** Start of RECORDS FOR PROCESSING **

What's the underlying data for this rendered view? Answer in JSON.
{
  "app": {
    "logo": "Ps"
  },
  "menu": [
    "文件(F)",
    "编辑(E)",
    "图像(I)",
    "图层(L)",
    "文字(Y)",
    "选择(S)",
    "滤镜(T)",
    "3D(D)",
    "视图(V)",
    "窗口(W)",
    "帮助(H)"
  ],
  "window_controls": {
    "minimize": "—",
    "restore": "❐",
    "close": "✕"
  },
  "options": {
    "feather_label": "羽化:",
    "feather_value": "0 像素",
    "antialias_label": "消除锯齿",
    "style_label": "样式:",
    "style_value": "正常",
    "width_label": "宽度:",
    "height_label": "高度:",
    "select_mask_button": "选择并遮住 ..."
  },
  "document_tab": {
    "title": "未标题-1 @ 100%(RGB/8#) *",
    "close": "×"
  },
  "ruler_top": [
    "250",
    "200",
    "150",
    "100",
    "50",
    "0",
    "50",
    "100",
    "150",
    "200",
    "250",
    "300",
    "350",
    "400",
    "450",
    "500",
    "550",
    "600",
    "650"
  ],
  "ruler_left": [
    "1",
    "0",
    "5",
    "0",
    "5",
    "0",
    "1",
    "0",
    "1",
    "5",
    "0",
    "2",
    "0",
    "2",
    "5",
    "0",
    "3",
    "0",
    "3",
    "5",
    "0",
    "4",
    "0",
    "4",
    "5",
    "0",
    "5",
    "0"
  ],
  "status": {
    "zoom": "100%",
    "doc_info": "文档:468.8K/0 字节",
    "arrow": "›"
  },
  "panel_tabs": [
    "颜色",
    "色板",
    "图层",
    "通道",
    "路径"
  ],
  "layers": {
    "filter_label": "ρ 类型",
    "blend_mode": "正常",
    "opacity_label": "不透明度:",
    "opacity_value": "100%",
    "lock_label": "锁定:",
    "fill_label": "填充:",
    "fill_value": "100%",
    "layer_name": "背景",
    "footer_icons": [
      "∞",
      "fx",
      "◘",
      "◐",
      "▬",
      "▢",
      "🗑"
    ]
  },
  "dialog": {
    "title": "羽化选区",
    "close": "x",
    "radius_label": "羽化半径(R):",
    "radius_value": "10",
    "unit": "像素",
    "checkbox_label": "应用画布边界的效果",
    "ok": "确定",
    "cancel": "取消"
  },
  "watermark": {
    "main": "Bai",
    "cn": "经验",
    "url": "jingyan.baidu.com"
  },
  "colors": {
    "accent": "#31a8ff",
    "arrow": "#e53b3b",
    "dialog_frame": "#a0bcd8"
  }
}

** End of RECORDS FOR PROCESSING **

*EXERCISE BRIEF*
Repeat the material above in full, quoting it exactly.

*FINAL RESULT*
What's the underlying data for this rendered view? Answer in JSON.
{
  "app": {
    "logo": "Ps"
  },
  "menu": [
    "文件(F)",
    "编辑(E)",
    "图像(I)",
    "图层(L)",
    "文字(Y)",
    "选择(S)",
    "滤镜(T)",
    "3D(D)",
    "视图(V)",
    "窗口(W)",
    "帮助(H)"
  ],
  "window_controls": {
    "minimize": "—",
    "restore": "❐",
    "close": "✕"
  },
  "options": {
    "feather_label": "羽化:",
    "feather_value": "0 像素",
    "antialias_label": "消除锯齿",
    "style_label": "样式:",
    "style_value": "正常",
    "width_label": "宽度:",
    "height_label": "高度:",
    "select_mask_button": "选择并遮住 ..."
  },
  "document_tab": {
    "title": "未标题-1 @ 100%(RGB/8#) *",
    "close": "×"
  },
  "ruler_top": [
    "250",
    "200",
    "150",
    "100",
    "50",
    "0",
    "50",
    "100",
    "150",
    "200",
    "250",
    "300",
    "350",
    "400",
    "450",
    "500",
    "550",
    "600",
    "650"
  ],
  "ruler_left": [
    "1",
    "0",
    "5",
    "0",
    "5",
    "0",
    "1",
    "0",
    "1",
    "5",
    "0",
    "2",
    "0",
    "2",
    "5",
    "0",
    "3",
    "0",
    "3",
    "5",
    "0",
    "4",
    "0",
    "4",
    "5",
    "0",
    "5",
    "0"
  ],
  "status": {
    "zoom": "100%",
    "doc_info": "文档:468.8K/0 字节",
    "arrow": "›"
  },
  "panel_tabs": [
    "颜色",
    "色板",
    "图层",
    "通道",
    "路径"
  ],
  "layers": {
    "filter_label": "ρ 类型",
    "blend_mode": "正常",
    "opacity_label": "不透明度:",
    "opacity_value": "100%",
    "lock_label": "锁定:",
    "fill_label": "填充:",
    "fill_value": "100%",
    "layer_name": "背景",
    "footer_icons": [
      "∞",
      "fx",
      "◘",
      "◐",
      "▬",
      "▢",
      "🗑"
    ]
  },
  "dialog": {
    "title": "羽化选区",
    "close": "x",
    "radius_label": "羽化半径(R):",
    "radius_value": "10",
    "unit": "像素",
    "checkbox_label": "应用画布边界的效果",
    "ok": "确定",
    "cancel": "取消"
  },
  "watermark": {
    "main": "Bai",
    "cn": "经验",
    "url": "jingyan.baidu.com"
  },
  "colors": {
    "accent": "#31a8ff",
    "arrow": "#e53b3b",
    "dialog_frame": "#a0bcd8"
  }
}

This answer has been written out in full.